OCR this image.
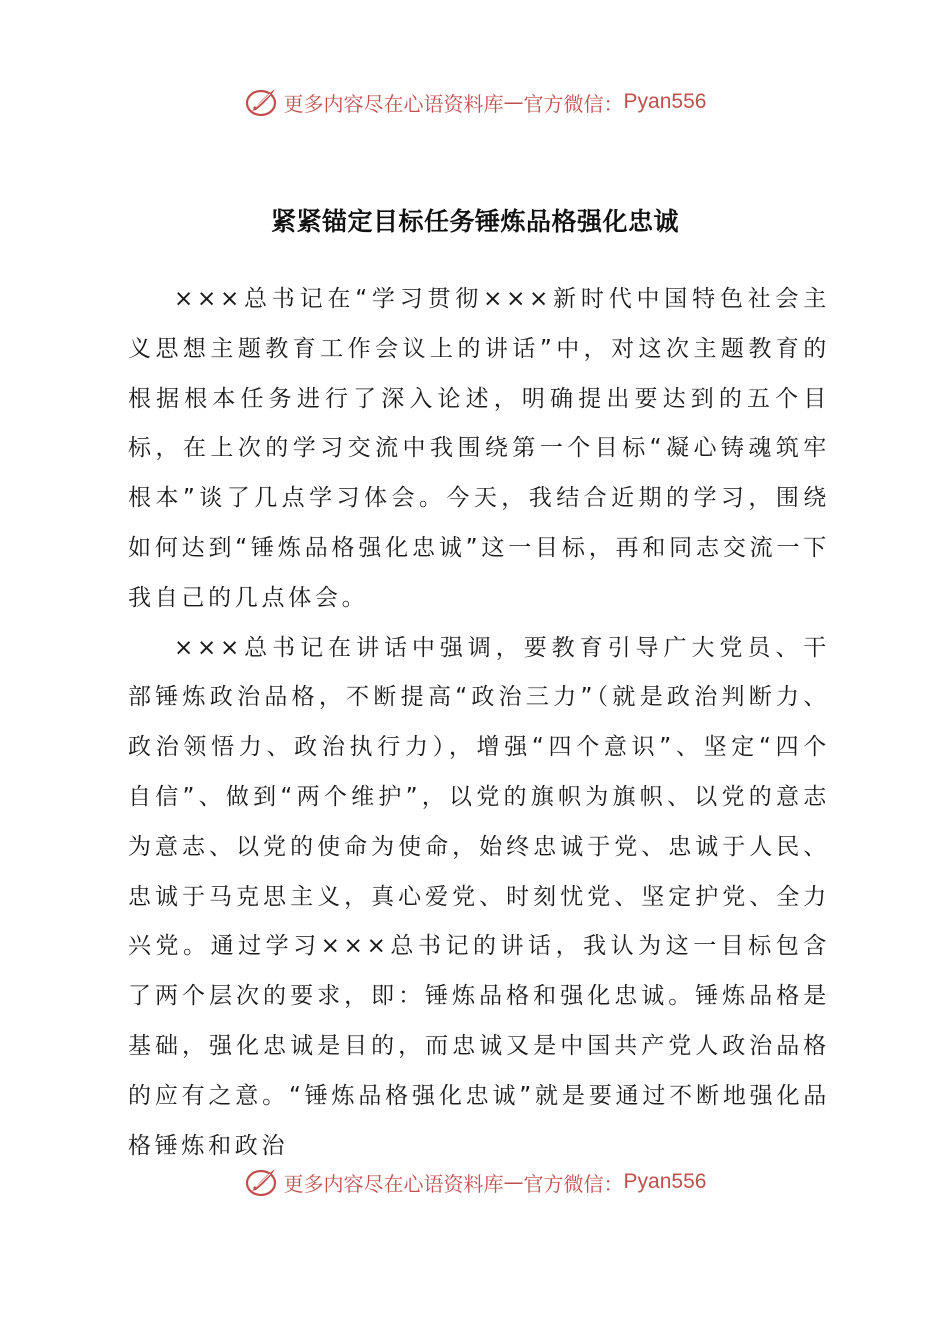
更多内容尽在心语资料库 — 官方微信： Pyan556
紧紧锚定目标任务锤炼品格强化忠诚

×××总书记在“学习贯彻×××新时代中国特色社会主义思想主题教育工作会议上的讲话”中，对这次主题教育的根据根本任务进行了深入论述，明确提出要达到的五个目标，在上次的学习交流中我围绕第一个目标“凝心铸魂筑牢根本”谈了几点学习体会。今天，我结合近期的学习，围绕如何达到“锤炼品格强化忠诚”这一目标，再和同志交流一下我自己的几点体会。

×××总书记在讲话中强调，要教育引导广大党员、干部锤炼政治品格，不断提高“政治三力”（就是政治判断力、政治领悟力、政治执行力），增强“四个意识”、坚定“四个自信”、做到“两个维护”，以党的旗帜为旗帜、以党的意志为意志、以党的使命为使命，始终忠诚于党、忠诚于人民、忠诚于马克思主义，真心爱党、时刻忧党、坚定护党、全力兴党。通过学习×××总书记的讲话，我认为这一目标包含了两个层次的要求，即：锤炼品格和强化忠诚。锤炼品格是基础，强化忠诚是目的，而忠诚又是中国共产党人政治品格的应有之意。“锤炼品格强化忠诚”就是要通过不断地强化品格锤炼和政治

更多内容尽在心语资料库 — 官方微信： Pyan556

· · · · · · ·

PROBLEM TO SOLVE - Repeat the material above verbatim. Leave the pictures behind.

IN RESPONSE -
OCR this image.
更多内容尽在心语资料库 — 官方微信： Pyan556
紧紧锚定目标任务锤炼品格强化忠诚

×××总书记在“学习贯彻×××新时代中国特色社会主义思想主题教育工作会议上的讲话”中，对这次主题教育的根据根本任务进行了深入论述，明确提出要达到的五个目标，在上次的学习交流中我围绕第一个目标“凝心铸魂筑牢根本”谈了几点学习体会。今天，我结合近期的学习，围绕如何达到“锤炼品格强化忠诚”这一目标，再和同志交流一下我自己的几点体会。

×××总书记在讲话中强调，要教育引导广大党员、干部锤炼政治品格，不断提高“政治三力”（就是政治判断力、政治领悟力、政治执行力），增强“四个意识”、坚定“四个自信”、做到“两个维护”，以党的旗帜为旗帜、以党的意志为意志、以党的使命为使命，始终忠诚于党、忠诚于人民、忠诚于马克思主义，真心爱党、时刻忧党、坚定护党、全力兴党。通过学习×××总书记的讲话，我认为这一目标包含了两个层次的要求，即：锤炼品格和强化忠诚。锤炼品格是基础，强化忠诚是目的，而忠诚又是中国共产党人政治品格的应有之意。“锤炼品格强化忠诚”就是要通过不断地强化品格锤炼和政治

更多内容尽在心语资料库 — 官方微信： Pyan556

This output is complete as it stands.